#### TASK BRIEF:
Lines containing the word "text" are to be located and copied.

──────── PROVIDED DATA

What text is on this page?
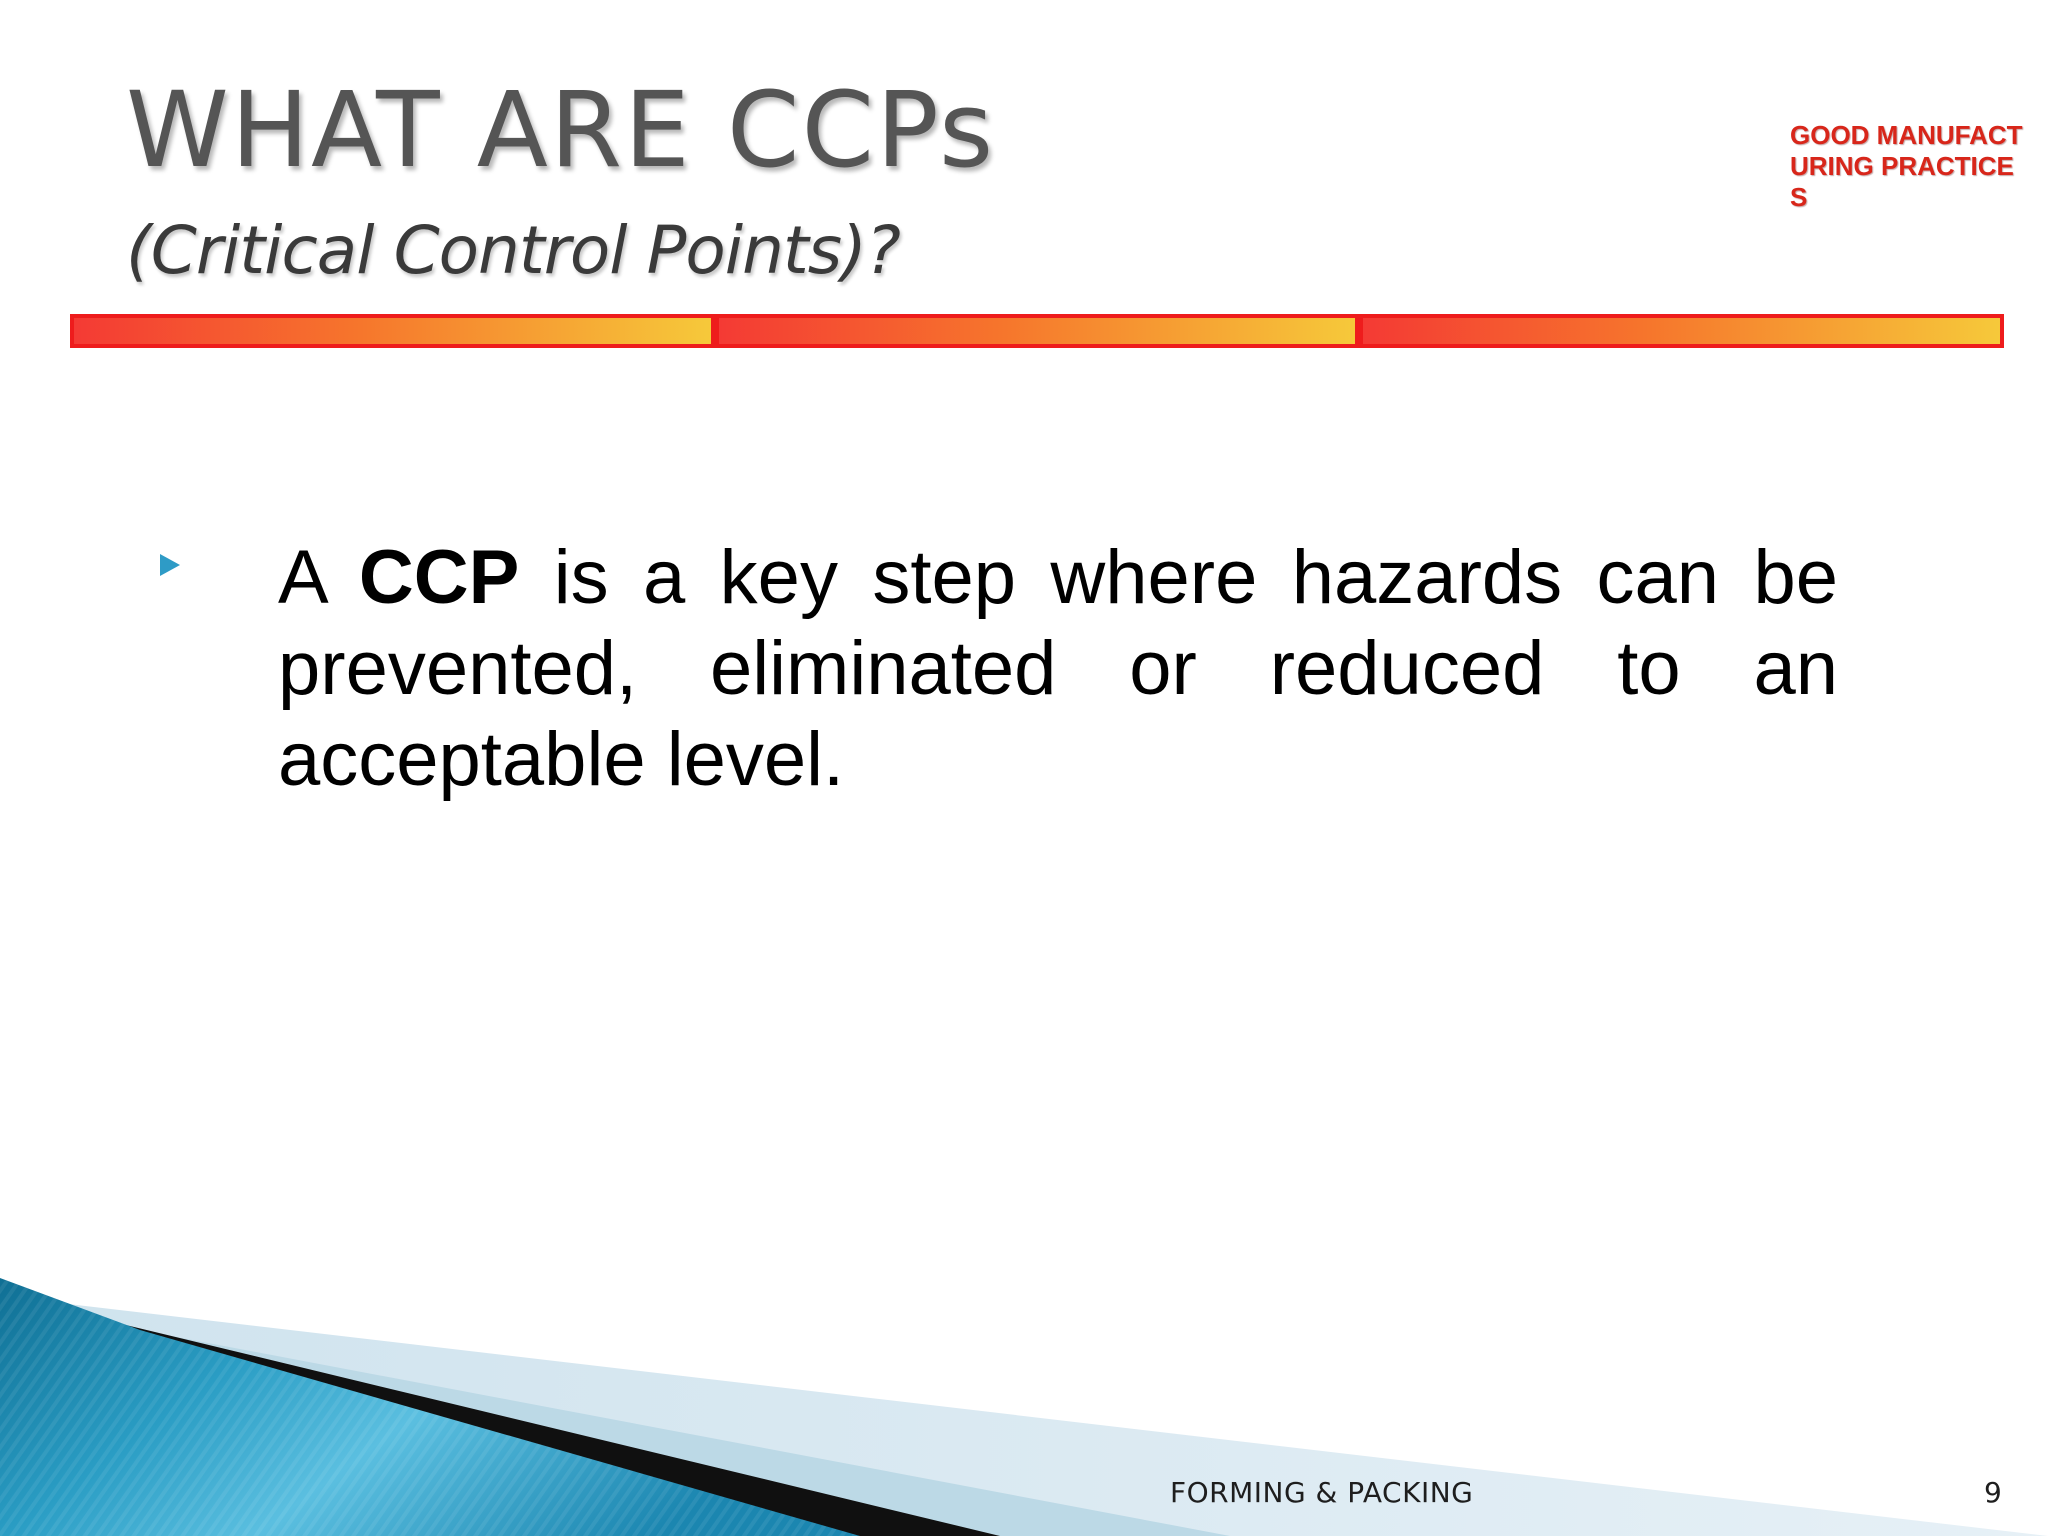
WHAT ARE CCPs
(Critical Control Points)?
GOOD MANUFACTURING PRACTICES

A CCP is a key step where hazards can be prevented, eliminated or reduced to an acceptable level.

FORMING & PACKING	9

────────────────
──────── PROVIDED DATA

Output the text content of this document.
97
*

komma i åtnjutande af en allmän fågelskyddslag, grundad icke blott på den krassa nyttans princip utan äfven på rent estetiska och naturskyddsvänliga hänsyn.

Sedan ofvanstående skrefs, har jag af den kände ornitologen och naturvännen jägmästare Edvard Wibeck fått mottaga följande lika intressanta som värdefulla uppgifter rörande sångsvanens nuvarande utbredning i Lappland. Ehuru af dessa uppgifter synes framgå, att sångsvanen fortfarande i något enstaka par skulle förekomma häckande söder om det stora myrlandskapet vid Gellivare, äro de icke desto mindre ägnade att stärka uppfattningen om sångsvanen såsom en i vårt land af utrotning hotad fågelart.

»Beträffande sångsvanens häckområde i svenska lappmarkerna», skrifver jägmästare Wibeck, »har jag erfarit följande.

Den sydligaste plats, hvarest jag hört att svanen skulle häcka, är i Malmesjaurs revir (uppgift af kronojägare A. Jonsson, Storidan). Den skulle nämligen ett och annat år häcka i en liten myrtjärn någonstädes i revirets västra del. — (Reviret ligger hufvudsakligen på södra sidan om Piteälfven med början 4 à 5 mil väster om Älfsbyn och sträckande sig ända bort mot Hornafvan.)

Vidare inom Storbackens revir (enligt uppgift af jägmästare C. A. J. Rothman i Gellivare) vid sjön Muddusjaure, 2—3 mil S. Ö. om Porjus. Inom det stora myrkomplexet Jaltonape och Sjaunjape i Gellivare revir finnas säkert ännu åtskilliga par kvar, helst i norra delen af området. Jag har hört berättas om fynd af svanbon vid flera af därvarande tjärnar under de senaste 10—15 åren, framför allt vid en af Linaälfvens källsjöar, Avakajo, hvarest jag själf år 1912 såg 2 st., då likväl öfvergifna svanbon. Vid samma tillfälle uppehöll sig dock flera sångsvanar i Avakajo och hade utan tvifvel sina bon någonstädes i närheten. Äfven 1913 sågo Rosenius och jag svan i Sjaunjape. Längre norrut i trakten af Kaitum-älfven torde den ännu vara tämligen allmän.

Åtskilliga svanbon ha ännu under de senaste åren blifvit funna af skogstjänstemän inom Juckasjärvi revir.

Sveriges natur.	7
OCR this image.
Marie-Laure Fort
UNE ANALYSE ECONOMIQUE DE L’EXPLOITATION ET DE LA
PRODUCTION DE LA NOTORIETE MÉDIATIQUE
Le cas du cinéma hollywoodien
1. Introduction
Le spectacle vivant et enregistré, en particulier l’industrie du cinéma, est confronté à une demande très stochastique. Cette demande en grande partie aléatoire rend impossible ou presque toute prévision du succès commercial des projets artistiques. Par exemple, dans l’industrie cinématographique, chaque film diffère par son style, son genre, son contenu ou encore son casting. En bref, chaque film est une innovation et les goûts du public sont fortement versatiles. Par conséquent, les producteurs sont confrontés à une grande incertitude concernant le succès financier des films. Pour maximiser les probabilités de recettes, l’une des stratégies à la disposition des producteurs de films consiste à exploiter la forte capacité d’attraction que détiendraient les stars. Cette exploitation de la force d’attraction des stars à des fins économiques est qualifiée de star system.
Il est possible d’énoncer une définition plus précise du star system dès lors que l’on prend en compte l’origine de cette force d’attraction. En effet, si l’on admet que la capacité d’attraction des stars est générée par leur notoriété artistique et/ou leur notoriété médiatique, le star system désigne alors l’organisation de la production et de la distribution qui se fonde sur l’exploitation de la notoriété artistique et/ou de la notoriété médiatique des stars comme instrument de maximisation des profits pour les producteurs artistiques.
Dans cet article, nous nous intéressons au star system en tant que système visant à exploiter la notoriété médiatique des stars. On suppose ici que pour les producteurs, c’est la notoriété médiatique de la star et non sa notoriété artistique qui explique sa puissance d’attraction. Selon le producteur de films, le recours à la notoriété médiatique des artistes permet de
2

────────────────

#### ANSWER FOR THIS EXERCISE:
What text is on this page?
Output the text content of this document.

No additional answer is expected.